## GIVEN PROBLEM
From the listing below, pick out each line with the word "Правобережная".

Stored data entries
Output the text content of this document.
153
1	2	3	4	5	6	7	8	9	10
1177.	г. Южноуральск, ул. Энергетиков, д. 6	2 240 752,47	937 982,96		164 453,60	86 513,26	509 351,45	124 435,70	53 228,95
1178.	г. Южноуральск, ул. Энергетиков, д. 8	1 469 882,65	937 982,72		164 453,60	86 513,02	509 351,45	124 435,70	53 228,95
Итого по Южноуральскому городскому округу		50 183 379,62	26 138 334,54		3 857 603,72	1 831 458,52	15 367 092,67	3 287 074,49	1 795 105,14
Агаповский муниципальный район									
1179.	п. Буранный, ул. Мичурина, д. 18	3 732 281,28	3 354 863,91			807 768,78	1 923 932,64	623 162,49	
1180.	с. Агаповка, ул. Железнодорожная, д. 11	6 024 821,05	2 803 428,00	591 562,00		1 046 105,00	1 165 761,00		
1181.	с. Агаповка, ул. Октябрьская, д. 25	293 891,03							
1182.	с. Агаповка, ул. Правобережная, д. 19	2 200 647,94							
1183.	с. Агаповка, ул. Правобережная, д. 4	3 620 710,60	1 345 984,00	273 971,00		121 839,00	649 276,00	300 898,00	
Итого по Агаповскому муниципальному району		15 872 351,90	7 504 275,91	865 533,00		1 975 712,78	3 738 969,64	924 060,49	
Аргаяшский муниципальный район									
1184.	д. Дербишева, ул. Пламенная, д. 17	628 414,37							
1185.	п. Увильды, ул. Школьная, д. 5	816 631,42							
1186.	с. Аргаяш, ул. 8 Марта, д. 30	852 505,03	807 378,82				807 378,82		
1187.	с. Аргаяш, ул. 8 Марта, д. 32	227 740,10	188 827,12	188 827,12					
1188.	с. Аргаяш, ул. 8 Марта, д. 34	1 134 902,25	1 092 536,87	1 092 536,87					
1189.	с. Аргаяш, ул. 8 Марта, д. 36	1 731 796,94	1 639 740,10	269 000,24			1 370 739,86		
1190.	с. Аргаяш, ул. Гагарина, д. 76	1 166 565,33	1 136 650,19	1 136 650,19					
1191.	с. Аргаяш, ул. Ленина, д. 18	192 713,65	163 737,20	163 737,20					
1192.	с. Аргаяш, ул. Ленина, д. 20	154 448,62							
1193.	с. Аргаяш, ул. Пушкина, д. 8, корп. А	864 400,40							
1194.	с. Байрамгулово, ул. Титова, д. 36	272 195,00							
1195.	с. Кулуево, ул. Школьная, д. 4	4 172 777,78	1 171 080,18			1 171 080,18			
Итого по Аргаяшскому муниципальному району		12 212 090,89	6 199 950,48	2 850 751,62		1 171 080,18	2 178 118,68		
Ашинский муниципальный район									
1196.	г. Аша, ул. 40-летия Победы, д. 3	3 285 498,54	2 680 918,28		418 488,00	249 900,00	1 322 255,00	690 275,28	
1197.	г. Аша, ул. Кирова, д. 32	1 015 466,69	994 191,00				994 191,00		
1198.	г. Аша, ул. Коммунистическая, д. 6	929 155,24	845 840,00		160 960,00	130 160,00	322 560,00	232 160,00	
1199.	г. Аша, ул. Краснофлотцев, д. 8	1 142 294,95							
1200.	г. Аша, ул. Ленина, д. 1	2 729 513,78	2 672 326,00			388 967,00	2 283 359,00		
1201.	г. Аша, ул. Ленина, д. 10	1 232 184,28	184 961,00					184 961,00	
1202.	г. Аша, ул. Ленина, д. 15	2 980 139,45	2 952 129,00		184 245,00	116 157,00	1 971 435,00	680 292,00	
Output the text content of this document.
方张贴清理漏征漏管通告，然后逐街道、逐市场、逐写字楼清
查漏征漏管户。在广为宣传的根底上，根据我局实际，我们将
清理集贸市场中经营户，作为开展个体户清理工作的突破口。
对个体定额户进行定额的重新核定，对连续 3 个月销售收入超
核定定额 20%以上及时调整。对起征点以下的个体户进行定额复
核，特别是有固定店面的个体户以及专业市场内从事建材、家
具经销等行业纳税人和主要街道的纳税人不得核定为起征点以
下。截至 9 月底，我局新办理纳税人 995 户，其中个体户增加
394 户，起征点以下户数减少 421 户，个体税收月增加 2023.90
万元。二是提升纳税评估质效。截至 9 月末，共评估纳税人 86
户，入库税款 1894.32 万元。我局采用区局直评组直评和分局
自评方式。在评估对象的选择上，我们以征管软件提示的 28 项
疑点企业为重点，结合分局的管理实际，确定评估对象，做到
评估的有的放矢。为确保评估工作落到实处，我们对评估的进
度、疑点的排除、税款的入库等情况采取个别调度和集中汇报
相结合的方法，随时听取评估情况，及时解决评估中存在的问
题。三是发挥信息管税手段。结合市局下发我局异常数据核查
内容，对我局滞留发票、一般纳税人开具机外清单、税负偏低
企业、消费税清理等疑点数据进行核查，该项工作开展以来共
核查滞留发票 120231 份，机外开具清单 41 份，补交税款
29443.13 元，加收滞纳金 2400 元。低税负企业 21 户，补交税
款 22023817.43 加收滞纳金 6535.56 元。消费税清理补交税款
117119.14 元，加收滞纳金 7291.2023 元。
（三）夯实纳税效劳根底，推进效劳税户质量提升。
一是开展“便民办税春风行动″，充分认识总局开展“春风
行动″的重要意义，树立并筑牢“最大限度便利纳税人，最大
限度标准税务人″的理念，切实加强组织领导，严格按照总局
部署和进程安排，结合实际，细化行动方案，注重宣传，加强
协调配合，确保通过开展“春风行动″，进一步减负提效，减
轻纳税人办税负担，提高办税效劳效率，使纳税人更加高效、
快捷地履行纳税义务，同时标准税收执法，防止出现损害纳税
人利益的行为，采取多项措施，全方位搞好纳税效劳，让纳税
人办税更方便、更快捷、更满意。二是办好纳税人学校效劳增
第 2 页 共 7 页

...

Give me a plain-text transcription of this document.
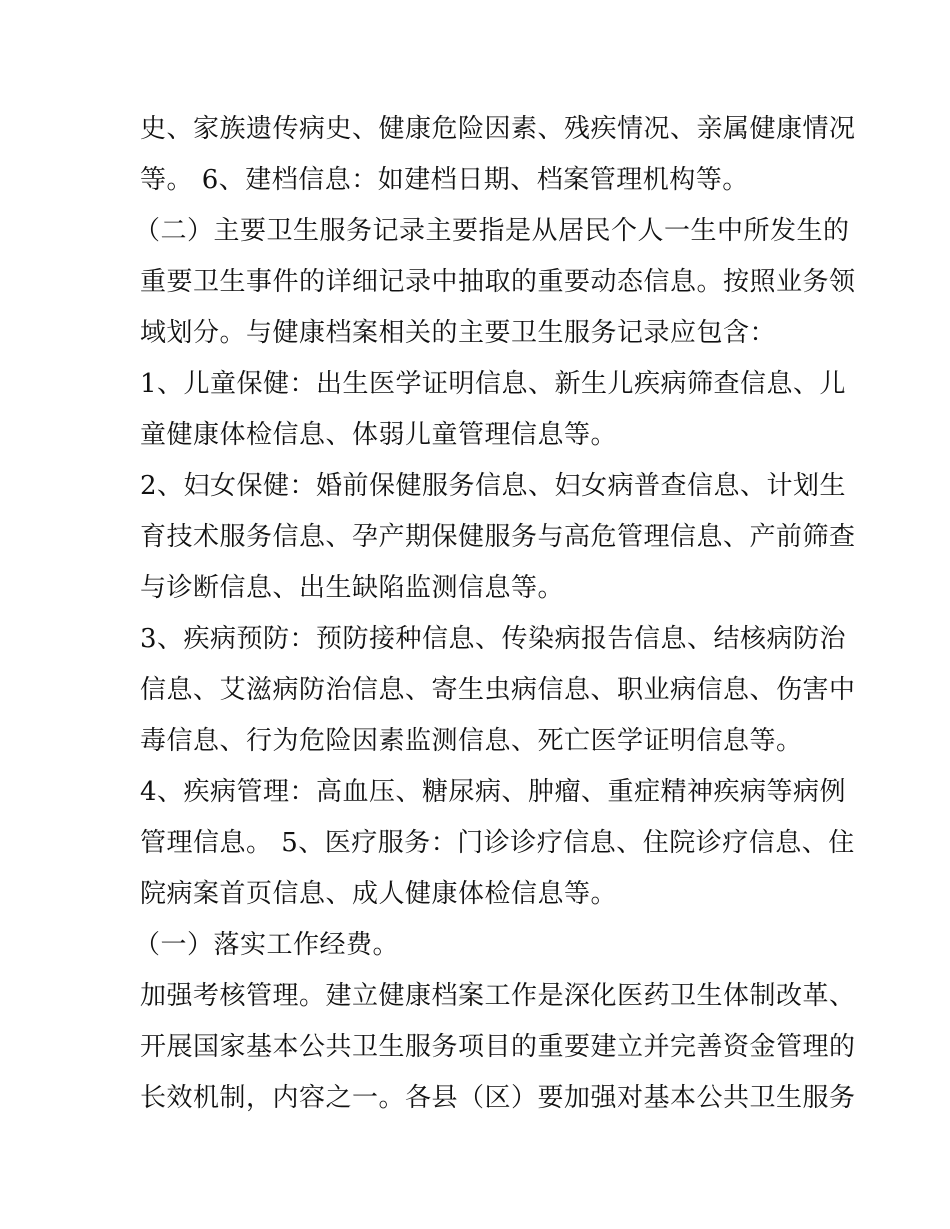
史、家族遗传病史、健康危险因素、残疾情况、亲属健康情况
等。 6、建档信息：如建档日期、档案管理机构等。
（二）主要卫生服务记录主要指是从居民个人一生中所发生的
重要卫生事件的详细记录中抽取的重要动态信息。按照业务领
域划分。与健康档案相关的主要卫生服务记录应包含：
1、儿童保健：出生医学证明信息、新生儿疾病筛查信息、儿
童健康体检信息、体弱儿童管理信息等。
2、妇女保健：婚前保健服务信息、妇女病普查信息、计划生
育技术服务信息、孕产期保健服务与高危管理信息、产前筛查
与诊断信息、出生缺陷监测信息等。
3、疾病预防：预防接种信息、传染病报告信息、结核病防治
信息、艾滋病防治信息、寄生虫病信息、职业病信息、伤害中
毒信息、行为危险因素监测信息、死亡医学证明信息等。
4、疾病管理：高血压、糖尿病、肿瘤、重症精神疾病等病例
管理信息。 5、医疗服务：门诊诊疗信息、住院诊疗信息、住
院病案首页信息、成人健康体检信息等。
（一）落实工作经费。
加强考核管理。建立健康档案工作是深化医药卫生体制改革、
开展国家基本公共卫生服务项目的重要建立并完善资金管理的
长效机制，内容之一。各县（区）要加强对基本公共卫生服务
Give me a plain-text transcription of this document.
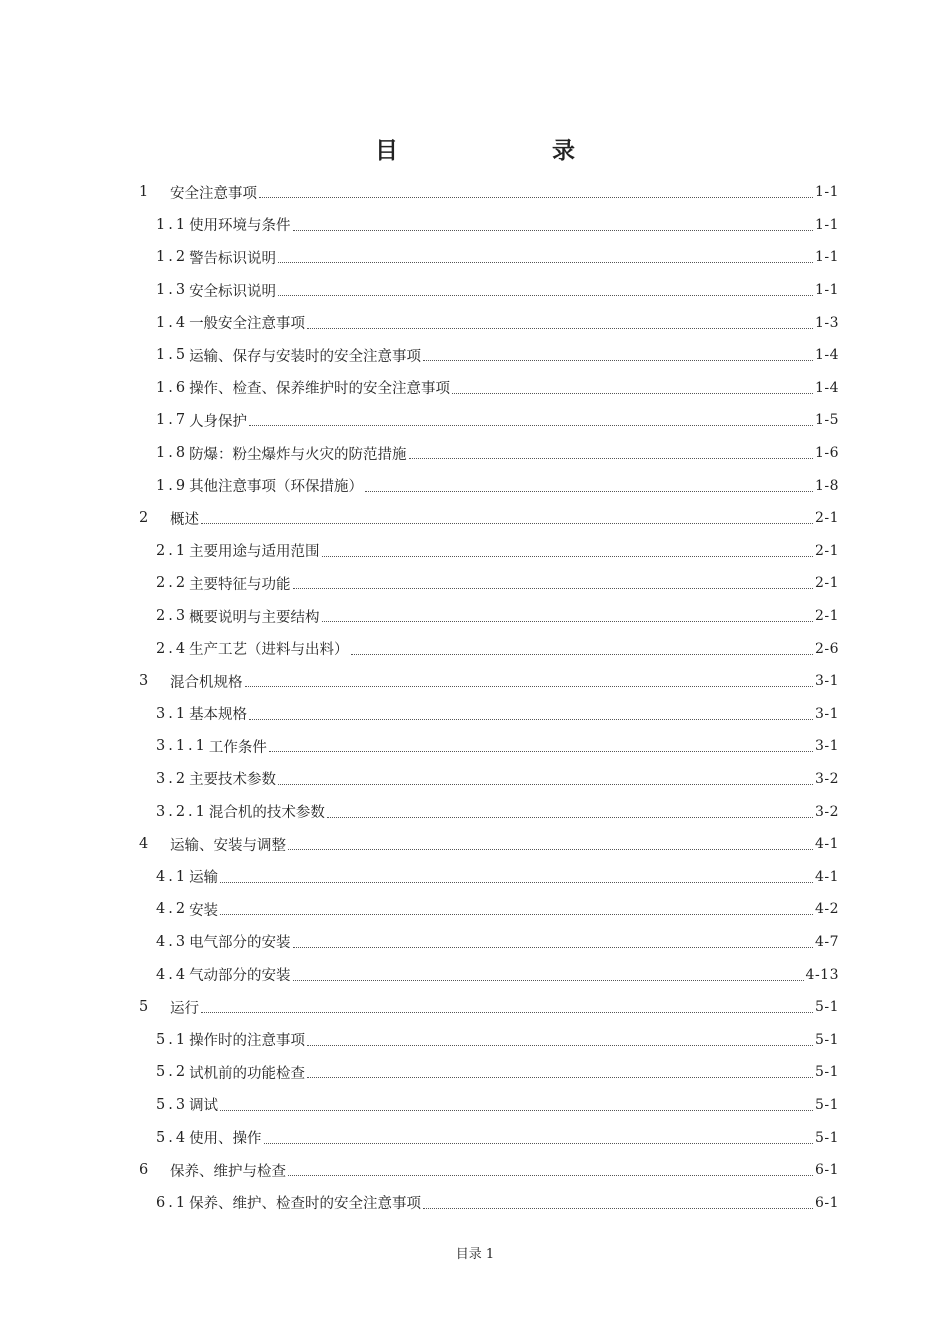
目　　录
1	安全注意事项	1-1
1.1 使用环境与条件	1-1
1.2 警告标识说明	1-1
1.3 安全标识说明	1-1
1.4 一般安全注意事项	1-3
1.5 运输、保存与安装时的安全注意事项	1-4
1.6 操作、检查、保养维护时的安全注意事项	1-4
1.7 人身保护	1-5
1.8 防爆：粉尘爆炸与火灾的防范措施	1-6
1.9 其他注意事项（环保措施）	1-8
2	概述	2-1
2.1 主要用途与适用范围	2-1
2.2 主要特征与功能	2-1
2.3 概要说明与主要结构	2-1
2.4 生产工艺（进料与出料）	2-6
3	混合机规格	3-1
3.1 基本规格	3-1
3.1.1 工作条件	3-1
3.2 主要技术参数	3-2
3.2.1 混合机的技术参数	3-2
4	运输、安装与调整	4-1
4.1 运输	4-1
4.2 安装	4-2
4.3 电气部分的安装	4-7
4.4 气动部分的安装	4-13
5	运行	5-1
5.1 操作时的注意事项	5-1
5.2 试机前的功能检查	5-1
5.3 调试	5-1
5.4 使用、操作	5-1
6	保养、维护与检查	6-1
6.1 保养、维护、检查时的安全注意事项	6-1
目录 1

--

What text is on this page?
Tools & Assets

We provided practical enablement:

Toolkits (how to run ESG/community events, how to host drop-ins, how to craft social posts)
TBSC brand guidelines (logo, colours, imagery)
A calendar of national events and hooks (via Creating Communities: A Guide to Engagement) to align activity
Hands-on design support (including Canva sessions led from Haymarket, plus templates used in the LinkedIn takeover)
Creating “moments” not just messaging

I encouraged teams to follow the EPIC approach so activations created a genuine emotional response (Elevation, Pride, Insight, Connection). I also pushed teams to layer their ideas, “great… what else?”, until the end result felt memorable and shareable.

## REPLY
1182.	с. Агаповка, ул. Правобережная, д. 19	2 200 647,94							
1183.	с. Агаповка, ул. Правобережная, д. 4	3 620 710,60	1 345 984,00	273 971,00		121 839,00	649 276,00	300 898,00	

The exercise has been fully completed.